— START RECORD LIST —

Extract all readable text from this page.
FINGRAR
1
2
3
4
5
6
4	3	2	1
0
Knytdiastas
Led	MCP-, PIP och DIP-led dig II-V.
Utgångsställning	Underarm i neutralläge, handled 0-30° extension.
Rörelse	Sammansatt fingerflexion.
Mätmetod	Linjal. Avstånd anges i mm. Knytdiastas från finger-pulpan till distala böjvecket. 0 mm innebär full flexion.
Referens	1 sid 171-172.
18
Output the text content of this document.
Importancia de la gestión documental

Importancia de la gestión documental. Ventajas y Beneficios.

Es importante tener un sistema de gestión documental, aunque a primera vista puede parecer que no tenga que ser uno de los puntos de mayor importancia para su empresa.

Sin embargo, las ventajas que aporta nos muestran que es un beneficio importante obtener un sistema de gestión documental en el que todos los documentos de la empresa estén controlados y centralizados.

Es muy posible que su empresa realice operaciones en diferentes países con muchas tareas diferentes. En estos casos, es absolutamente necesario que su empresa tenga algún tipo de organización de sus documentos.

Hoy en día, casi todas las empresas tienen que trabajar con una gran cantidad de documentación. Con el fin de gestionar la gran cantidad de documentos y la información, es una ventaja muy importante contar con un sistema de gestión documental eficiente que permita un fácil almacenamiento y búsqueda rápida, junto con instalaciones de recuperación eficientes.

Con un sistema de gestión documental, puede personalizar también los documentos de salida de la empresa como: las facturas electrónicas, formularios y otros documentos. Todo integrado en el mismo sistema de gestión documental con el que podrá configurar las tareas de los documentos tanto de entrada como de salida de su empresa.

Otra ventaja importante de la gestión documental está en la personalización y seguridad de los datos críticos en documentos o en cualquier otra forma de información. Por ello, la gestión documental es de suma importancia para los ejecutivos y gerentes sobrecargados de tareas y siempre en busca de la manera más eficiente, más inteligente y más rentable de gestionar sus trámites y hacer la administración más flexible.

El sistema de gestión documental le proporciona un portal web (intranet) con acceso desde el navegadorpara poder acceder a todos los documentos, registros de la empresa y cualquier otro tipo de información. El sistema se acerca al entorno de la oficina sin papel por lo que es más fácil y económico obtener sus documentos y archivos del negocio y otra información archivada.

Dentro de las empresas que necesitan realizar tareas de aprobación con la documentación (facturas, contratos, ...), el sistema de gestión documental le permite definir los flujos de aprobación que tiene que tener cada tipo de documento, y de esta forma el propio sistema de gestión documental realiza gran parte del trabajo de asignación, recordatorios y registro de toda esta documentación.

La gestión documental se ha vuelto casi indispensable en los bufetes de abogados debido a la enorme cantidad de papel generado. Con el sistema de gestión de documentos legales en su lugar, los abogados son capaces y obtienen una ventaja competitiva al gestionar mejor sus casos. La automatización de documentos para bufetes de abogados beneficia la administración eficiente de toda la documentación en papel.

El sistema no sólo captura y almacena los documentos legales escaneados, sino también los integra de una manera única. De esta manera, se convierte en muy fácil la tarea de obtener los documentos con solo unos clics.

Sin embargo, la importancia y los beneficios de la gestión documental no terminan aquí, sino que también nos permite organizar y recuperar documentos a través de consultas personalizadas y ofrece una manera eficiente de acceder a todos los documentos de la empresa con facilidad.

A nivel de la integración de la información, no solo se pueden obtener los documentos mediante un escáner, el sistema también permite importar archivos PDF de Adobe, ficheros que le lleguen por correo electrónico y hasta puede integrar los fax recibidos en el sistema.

— END RECORD LIST —

▶ **WORK INSTRUCTIONS**
Read the data above and count the lines that include "sino". Answer only with the count.

▶ **RESULT FOR THIS EXERCISE**
2